- [Challenge]
From the entries that follow, pick out all lines holding "Ctrl".
------ The records ------
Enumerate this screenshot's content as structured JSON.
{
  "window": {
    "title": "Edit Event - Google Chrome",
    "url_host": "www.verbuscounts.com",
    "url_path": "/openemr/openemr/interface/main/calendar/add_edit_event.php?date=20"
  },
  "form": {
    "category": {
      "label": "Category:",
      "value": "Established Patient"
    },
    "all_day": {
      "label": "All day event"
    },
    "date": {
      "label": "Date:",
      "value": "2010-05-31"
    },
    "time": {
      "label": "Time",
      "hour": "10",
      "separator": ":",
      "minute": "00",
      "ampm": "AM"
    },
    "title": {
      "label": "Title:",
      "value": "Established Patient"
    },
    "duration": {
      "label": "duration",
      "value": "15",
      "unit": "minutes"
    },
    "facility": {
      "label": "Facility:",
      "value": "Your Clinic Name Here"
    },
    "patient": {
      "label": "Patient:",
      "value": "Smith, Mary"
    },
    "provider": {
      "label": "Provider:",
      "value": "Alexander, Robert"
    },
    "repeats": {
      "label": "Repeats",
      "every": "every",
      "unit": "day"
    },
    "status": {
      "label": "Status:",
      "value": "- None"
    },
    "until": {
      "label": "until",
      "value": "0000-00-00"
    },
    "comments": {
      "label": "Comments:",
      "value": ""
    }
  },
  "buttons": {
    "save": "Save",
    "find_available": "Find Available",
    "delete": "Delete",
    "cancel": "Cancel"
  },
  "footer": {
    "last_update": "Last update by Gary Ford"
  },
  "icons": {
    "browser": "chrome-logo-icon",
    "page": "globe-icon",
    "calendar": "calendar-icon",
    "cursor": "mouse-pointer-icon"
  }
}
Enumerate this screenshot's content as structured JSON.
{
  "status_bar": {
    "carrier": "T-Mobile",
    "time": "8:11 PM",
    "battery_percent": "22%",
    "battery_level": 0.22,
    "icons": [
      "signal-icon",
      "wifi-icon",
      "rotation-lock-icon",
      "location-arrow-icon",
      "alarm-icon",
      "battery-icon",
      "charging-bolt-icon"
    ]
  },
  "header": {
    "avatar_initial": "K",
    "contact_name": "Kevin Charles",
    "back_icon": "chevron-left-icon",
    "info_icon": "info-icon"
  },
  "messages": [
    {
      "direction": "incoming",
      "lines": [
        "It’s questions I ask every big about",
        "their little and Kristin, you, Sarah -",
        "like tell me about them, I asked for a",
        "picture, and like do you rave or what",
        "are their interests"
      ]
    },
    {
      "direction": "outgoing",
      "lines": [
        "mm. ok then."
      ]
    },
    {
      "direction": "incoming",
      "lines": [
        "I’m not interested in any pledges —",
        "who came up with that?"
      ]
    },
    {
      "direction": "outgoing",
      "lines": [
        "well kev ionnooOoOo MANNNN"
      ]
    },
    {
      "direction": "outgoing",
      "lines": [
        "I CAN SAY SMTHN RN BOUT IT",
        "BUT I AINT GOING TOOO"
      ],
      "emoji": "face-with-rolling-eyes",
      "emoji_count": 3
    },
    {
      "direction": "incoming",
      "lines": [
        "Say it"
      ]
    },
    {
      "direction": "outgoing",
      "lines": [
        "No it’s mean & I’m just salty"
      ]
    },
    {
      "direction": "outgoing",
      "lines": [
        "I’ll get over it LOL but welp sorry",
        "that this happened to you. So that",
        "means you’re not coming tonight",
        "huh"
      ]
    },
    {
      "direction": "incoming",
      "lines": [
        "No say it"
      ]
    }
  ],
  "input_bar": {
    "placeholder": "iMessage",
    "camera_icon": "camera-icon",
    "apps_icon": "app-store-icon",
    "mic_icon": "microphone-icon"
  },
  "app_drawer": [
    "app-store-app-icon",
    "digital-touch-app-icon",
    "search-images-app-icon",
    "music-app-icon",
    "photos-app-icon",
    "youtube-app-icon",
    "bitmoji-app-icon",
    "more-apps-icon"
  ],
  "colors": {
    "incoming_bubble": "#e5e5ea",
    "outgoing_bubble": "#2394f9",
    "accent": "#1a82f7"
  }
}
------
------ The records ------
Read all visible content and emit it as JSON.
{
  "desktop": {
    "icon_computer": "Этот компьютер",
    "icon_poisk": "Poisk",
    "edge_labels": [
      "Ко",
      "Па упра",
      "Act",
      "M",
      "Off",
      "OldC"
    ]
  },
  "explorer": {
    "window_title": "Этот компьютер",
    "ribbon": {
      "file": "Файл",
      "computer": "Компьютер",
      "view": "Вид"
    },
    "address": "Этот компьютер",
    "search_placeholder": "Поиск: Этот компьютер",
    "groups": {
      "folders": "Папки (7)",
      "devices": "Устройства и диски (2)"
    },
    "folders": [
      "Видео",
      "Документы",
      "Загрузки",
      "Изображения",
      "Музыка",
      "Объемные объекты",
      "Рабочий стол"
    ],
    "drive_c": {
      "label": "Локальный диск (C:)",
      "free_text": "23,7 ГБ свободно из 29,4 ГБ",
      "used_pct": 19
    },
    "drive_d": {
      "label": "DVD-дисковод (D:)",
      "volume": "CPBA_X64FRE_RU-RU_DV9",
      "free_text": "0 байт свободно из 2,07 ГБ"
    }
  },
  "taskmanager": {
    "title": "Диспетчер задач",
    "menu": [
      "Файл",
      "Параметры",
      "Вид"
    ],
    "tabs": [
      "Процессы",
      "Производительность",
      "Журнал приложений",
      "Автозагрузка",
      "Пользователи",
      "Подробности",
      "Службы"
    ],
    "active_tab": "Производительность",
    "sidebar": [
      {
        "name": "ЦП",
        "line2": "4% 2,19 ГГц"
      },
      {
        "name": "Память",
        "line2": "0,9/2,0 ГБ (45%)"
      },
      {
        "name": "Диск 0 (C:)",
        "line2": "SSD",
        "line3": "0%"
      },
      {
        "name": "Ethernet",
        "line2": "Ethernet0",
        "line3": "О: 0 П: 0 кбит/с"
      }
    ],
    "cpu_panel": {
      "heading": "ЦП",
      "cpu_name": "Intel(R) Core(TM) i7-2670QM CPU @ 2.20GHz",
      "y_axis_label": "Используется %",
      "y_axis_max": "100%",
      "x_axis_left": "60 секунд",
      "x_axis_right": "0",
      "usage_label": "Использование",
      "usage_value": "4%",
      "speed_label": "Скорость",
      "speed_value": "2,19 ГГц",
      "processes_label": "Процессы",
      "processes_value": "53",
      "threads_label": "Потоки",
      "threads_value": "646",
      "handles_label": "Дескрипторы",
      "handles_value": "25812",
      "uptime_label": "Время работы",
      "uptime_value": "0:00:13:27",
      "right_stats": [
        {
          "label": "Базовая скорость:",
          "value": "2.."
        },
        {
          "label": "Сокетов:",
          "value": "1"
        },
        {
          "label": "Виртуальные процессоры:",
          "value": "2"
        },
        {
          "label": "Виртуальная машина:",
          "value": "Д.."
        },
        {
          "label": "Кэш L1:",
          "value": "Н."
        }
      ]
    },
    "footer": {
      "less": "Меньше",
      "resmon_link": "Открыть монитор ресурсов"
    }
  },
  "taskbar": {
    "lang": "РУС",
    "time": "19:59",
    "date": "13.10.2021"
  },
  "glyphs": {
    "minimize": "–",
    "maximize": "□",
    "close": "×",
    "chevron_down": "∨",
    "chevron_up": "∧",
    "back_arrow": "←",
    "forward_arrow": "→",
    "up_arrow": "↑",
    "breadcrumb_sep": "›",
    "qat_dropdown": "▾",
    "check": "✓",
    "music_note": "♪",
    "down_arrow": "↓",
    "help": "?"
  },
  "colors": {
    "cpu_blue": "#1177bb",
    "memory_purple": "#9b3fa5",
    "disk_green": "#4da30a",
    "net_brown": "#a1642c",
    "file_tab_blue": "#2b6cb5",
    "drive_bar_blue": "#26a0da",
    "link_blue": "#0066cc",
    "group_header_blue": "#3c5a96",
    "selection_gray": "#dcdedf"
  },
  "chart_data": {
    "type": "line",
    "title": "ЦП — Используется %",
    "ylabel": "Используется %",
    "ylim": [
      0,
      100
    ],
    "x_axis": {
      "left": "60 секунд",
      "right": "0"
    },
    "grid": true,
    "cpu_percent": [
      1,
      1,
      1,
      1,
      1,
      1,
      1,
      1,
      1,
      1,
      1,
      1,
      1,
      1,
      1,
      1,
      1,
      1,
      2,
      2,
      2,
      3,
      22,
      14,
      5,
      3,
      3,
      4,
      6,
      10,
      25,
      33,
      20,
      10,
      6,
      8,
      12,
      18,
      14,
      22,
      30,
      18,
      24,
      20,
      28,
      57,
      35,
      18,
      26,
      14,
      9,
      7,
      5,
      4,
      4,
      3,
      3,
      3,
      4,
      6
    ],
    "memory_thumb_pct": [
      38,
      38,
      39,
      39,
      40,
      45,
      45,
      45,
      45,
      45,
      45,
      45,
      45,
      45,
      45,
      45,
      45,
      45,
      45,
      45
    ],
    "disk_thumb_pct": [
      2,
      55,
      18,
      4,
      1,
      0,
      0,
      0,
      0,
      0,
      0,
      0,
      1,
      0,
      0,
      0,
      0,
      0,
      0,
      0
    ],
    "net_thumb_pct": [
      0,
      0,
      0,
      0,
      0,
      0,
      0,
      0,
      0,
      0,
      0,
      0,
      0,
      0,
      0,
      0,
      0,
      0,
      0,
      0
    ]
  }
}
------
------ The records ------
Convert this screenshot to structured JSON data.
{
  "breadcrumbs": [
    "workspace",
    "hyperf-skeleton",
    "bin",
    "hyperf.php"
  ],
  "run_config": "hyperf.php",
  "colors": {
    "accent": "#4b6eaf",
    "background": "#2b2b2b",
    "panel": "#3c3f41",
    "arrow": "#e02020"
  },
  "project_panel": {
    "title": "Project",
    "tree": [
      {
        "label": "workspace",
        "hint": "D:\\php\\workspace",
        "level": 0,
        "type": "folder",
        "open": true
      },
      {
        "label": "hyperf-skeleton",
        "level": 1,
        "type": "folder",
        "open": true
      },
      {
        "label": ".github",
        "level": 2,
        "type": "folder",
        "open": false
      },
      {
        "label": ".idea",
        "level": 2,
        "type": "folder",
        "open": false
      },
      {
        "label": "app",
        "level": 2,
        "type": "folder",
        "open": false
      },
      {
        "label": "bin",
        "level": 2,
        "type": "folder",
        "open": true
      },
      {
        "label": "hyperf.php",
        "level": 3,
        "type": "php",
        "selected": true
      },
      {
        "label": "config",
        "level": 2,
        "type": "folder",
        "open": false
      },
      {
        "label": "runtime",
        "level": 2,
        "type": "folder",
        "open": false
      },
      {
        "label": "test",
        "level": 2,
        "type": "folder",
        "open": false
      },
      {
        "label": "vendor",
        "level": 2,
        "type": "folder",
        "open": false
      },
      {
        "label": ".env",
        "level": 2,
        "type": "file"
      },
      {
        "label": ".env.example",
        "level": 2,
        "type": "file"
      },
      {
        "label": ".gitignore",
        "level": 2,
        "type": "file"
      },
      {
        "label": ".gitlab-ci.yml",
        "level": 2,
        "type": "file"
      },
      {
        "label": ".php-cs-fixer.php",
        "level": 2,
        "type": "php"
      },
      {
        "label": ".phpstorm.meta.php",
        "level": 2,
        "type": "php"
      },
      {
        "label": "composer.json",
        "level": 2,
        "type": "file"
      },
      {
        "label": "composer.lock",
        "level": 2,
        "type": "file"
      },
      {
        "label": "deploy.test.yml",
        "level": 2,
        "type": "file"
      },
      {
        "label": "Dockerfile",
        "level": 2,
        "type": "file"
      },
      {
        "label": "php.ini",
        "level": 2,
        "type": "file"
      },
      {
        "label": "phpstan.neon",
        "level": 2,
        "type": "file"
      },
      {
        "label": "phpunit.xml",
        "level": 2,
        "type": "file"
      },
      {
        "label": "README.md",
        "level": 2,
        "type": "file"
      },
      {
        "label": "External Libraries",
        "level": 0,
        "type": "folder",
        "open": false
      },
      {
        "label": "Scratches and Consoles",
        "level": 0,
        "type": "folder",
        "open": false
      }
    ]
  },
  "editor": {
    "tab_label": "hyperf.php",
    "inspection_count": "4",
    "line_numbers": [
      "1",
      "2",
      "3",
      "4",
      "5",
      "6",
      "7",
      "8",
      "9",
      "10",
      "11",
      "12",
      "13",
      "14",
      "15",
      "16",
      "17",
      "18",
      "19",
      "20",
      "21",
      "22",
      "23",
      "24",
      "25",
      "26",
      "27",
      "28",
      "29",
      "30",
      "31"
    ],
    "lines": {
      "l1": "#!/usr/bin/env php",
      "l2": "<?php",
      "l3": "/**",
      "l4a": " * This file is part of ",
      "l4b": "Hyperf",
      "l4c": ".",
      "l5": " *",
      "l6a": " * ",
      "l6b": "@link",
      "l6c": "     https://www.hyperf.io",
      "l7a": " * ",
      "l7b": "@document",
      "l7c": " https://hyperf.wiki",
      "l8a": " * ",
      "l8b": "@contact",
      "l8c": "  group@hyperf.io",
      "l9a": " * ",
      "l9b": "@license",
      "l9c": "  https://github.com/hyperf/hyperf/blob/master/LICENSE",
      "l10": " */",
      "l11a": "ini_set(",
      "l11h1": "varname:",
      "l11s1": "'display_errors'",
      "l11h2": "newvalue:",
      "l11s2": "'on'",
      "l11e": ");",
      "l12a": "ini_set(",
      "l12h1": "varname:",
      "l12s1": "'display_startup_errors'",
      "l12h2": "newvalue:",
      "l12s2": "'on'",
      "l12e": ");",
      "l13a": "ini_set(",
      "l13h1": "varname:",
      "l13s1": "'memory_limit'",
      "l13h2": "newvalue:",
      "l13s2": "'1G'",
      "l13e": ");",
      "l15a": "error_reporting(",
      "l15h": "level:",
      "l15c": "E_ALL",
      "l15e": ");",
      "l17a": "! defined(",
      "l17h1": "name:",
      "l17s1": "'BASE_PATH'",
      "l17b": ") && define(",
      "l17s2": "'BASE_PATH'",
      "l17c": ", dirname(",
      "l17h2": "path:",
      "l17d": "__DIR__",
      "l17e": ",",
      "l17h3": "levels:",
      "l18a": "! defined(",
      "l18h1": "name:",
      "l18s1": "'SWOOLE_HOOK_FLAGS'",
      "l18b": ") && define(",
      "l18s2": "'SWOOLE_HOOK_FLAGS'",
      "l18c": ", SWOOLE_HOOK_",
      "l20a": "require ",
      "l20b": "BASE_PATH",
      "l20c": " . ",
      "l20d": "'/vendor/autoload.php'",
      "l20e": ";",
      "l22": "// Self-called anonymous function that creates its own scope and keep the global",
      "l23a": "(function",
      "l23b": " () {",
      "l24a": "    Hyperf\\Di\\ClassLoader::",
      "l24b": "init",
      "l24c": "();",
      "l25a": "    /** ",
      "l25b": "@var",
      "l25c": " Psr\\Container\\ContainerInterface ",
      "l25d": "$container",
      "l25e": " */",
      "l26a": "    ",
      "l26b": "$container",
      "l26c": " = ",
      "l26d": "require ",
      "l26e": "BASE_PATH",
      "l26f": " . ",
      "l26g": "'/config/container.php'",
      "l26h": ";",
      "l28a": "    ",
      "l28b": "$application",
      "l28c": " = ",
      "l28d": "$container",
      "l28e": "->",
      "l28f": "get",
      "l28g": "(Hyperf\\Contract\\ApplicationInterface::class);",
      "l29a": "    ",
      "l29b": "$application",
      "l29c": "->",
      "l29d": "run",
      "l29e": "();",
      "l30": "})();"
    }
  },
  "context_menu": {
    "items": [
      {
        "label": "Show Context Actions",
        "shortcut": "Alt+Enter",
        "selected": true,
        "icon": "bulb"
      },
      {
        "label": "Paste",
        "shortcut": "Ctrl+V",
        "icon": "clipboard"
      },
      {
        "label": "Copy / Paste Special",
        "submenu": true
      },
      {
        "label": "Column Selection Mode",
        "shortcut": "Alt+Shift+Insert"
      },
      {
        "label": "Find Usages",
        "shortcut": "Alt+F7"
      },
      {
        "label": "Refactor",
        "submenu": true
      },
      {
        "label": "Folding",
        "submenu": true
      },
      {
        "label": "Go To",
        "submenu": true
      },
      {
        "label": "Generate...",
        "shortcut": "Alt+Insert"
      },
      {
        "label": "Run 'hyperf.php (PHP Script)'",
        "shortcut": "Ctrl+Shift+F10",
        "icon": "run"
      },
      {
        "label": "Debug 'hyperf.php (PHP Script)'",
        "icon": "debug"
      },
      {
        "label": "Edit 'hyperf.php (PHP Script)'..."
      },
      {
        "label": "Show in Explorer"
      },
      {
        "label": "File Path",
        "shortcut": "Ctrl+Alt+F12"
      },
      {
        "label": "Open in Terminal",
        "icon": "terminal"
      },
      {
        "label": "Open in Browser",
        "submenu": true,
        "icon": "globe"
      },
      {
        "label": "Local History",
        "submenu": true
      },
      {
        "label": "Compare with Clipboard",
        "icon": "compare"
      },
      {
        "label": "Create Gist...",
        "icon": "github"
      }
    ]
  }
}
------
- [Full solution]
        "shortcut": "Ctrl+V",
        "shortcut": "Ctrl+Shift+F10",
        "shortcut": "Ctrl+Alt+F12"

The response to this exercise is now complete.